• _What to work on_
Copy out all lines of the records in which the word "Create" appears.

╭─ Given entries

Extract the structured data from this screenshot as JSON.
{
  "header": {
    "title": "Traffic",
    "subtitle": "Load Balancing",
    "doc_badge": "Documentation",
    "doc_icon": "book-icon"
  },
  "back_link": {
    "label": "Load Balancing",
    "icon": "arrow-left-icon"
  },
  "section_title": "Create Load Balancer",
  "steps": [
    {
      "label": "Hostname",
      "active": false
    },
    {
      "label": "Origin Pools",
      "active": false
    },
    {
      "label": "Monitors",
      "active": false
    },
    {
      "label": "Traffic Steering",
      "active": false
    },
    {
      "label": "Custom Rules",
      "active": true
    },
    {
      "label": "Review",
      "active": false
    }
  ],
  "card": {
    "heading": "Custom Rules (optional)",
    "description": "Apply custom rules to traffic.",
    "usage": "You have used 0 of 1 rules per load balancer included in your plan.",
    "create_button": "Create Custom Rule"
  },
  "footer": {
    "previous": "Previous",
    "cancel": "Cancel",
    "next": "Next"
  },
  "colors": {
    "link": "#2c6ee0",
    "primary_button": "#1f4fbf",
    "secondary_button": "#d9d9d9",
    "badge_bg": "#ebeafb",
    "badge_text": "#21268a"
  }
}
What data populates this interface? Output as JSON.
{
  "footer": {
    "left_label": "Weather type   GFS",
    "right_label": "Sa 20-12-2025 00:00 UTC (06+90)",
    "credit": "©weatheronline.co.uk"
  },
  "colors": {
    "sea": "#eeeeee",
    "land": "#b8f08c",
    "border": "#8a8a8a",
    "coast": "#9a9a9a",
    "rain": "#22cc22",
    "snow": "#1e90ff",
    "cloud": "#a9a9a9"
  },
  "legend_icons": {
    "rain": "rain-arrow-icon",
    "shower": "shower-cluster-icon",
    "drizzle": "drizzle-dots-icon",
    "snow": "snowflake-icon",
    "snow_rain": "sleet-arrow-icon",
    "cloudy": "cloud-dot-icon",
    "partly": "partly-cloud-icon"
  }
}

╰─

• _Exercise output_
  "section_title": "Create Load Balancer",
    "create_button": "Create Custom Rule"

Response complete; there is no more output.